Work to do:
The material below should be written out in full and exactly; pictures stay out of the copy.
--------
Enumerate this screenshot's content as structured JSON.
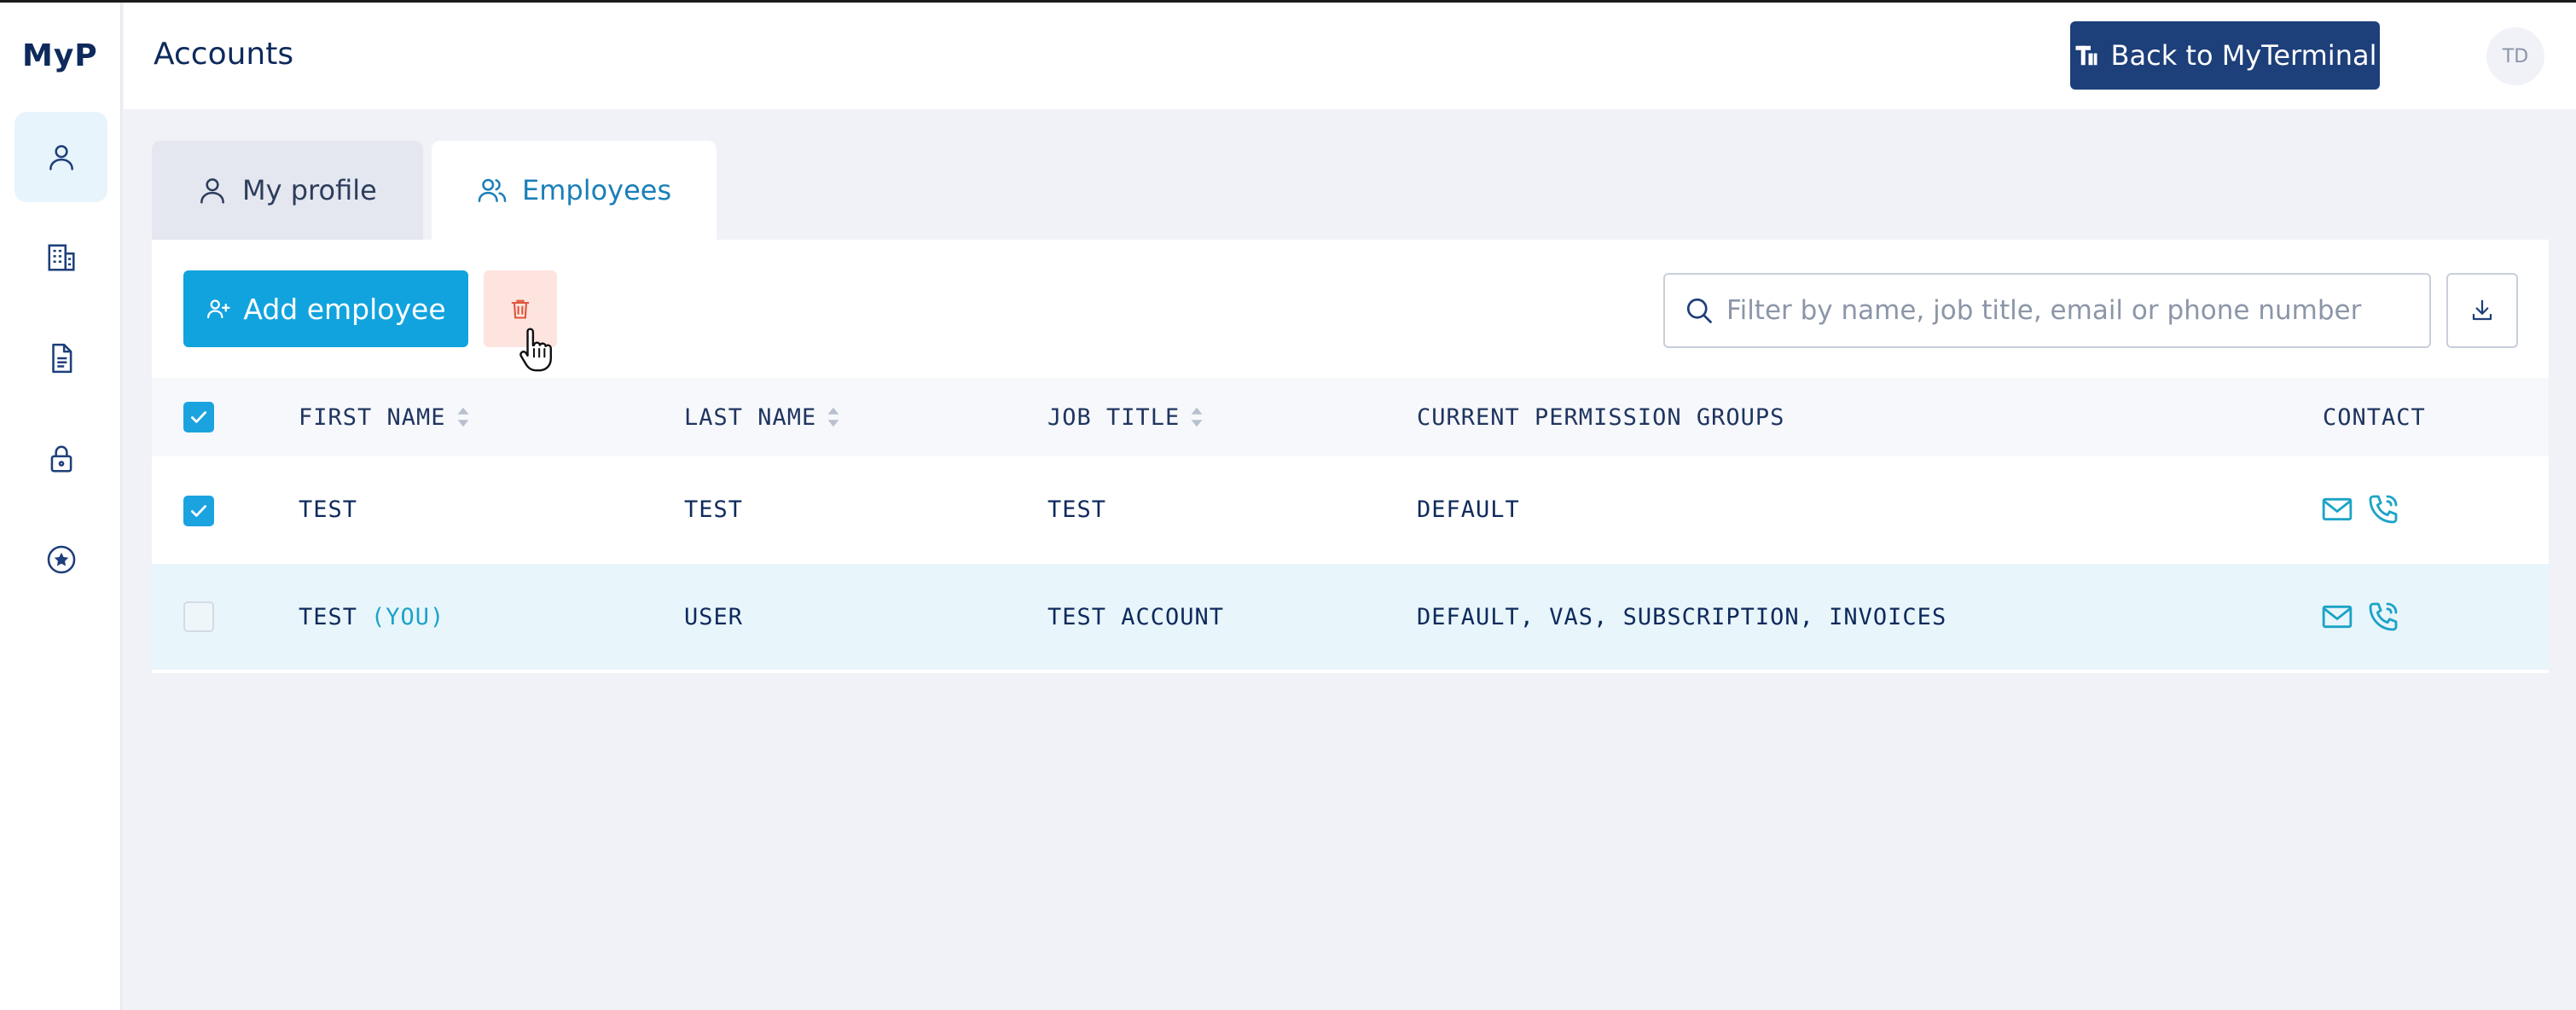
{
  "app": {
    "logo": "MyP"
  },
  "sidebar": {
    "items": [
      {
        "icon": "user-icon",
        "active": true
      },
      {
        "icon": "building-icon",
        "active": false
      },
      {
        "icon": "document-icon",
        "active": false
      },
      {
        "icon": "lock-icon",
        "active": false
      },
      {
        "icon": "star-circle-icon",
        "active": false
      }
    ]
  },
  "header": {
    "title": "Accounts",
    "back_button": "Back to MyTerminal",
    "avatar_initials": "TD"
  },
  "tabs": [
    {
      "label": "My profile",
      "active": false
    },
    {
      "label": "Employees",
      "active": true
    }
  ],
  "toolbar": {
    "add_label": "Add employee",
    "search_placeholder": "Filter by name, job title, email or phone number",
    "search_value": ""
  },
  "table": {
    "columns": [
      "FIRST NAME",
      "LAST NAME",
      "JOB TITLE",
      "CURRENT PERMISSION GROUPS",
      "CONTACT"
    ],
    "header_checked": true,
    "rows": [
      {
        "checked": true,
        "first_name": "TEST",
        "you_tag": "",
        "last_name": "TEST",
        "job_title": "TEST",
        "groups": "DEFAULT"
      },
      {
        "checked": false,
        "first_name": "TEST",
        "you_tag": "(YOU)",
        "last_name": "USER",
        "job_title": "TEST ACCOUNT",
        "groups": "DEFAULT, VAS, SUBSCRIPTION, INVOICES"
      }
    ]
  },
  "colors": {
    "primary": "#11a3de",
    "navy": "#1d3f7a",
    "danger_bg": "#fde4df",
    "danger": "#e0553a",
    "highlight_row": "#e8f5fb"
  }
}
--------
Response to the task:
Enumerate this screenshot's content as structured JSON.
{
  "app": {
    "logo": "MyP"
  },
  "sidebar": {
    "items": [
      {
        "icon": "user-icon",
        "active": true
      },
      {
        "icon": "building-icon",
        "active": false
      },
      {
        "icon": "document-icon",
        "active": false
      },
      {
        "icon": "lock-icon",
        "active": false
      },
      {
        "icon": "star-circle-icon",
        "active": false
      }
    ]
  },
  "header": {
    "title": "Accounts",
    "back_button": "Back to MyTerminal",
    "avatar_initials": "TD"
  },
  "tabs": [
    {
      "label": "My profile",
      "active": false
    },
    {
      "label": "Employees",
      "active": true
    }
  ],
  "toolbar": {
    "add_label": "Add employee",
    "search_placeholder": "Filter by name, job title, email or phone number",
    "search_value": ""
  },
  "table": {
    "columns": [
      "FIRST NAME",
      "LAST NAME",
      "JOB TITLE",
      "CURRENT PERMISSION GROUPS",
      "CONTACT"
    ],
    "header_checked": true,
    "rows": [
      {
        "checked": true,
        "first_name": "TEST",
        "you_tag": "",
        "last_name": "TEST",
        "job_title": "TEST",
        "groups": "DEFAULT"
      },
      {
        "checked": false,
        "first_name": "TEST",
        "you_tag": "(YOU)",
        "last_name": "USER",
        "job_title": "TEST ACCOUNT",
        "groups": "DEFAULT, VAS, SUBSCRIPTION, INVOICES"
      }
    ]
  },
  "colors": {
    "primary": "#11a3de",
    "navy": "#1d3f7a",
    "danger_bg": "#fde4df",
    "danger": "#e0553a",
    "highlight_row": "#e8f5fb"
  }
}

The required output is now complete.